◆ Stated problem: Answer with one number: the count of lines in the listing below that hold the word "text".

(Data records)
——————————

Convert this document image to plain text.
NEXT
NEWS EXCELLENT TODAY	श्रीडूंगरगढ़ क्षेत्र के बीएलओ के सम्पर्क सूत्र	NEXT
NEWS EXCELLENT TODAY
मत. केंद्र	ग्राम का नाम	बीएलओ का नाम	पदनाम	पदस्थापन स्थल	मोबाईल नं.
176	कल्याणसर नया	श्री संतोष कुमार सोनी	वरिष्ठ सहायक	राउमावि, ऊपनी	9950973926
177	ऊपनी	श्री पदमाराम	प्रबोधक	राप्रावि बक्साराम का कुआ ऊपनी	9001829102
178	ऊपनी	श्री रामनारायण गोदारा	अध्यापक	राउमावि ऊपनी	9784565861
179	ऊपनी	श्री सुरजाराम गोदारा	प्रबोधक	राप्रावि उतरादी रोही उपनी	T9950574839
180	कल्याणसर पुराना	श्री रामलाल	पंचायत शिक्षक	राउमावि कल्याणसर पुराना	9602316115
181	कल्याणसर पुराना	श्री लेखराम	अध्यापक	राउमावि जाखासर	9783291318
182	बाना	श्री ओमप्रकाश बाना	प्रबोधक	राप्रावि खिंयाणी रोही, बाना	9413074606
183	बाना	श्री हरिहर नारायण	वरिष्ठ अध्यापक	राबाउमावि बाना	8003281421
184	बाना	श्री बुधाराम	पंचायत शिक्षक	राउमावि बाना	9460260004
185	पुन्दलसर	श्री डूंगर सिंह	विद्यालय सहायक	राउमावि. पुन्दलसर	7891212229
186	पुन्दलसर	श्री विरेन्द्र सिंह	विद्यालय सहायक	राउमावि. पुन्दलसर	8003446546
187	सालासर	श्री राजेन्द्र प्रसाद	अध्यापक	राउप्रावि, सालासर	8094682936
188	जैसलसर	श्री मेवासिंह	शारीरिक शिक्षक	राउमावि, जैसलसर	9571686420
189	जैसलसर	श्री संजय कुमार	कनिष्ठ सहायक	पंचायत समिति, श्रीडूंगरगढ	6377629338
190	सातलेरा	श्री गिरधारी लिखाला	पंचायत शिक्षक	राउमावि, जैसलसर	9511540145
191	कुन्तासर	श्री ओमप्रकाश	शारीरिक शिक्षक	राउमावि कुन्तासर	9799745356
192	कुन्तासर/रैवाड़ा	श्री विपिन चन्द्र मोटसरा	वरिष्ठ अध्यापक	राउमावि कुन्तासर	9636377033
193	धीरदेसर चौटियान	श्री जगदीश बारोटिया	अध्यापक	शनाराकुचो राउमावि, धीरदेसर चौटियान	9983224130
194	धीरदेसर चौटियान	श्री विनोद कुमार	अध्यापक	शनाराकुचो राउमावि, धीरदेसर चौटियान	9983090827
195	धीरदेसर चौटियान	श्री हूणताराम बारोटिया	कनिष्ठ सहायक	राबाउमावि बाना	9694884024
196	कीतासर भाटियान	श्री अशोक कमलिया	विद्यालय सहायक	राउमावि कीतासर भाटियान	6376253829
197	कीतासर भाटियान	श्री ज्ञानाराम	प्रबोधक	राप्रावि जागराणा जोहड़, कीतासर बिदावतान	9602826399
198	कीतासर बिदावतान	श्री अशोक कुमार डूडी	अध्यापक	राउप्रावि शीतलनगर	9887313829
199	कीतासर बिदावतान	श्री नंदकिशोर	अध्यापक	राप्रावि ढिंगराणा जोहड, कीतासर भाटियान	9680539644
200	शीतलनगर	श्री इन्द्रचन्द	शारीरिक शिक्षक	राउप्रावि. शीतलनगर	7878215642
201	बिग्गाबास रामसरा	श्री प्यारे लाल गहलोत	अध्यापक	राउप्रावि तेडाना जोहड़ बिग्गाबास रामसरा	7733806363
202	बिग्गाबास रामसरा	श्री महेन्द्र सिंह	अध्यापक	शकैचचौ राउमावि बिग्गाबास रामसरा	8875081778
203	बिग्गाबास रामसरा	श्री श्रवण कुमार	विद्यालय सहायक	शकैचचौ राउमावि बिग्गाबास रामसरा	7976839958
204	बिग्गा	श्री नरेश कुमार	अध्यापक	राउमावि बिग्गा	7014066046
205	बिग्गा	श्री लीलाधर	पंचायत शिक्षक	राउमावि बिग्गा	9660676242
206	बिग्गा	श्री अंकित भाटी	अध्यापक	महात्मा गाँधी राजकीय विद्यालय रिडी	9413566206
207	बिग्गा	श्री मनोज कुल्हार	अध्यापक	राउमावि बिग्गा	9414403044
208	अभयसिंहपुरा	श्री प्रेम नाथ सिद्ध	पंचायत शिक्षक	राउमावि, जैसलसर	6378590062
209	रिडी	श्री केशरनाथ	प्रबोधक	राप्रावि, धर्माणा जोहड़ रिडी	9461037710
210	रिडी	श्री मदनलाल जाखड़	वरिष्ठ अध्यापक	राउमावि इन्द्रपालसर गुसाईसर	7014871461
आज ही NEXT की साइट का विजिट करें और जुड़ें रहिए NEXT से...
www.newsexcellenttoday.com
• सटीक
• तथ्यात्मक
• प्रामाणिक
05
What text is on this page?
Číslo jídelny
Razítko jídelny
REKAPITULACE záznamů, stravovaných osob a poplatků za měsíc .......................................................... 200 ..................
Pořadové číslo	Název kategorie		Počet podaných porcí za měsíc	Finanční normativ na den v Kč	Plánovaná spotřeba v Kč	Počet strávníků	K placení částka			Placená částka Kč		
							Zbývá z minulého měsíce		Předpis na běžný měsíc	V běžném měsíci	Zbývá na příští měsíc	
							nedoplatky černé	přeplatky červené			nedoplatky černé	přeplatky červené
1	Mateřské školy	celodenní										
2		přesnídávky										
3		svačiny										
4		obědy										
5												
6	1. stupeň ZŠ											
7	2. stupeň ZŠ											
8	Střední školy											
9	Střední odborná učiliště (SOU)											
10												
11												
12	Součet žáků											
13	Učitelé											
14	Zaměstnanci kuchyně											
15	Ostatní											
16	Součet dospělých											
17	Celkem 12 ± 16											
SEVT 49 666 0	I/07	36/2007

——————————

◆ Task solution: 2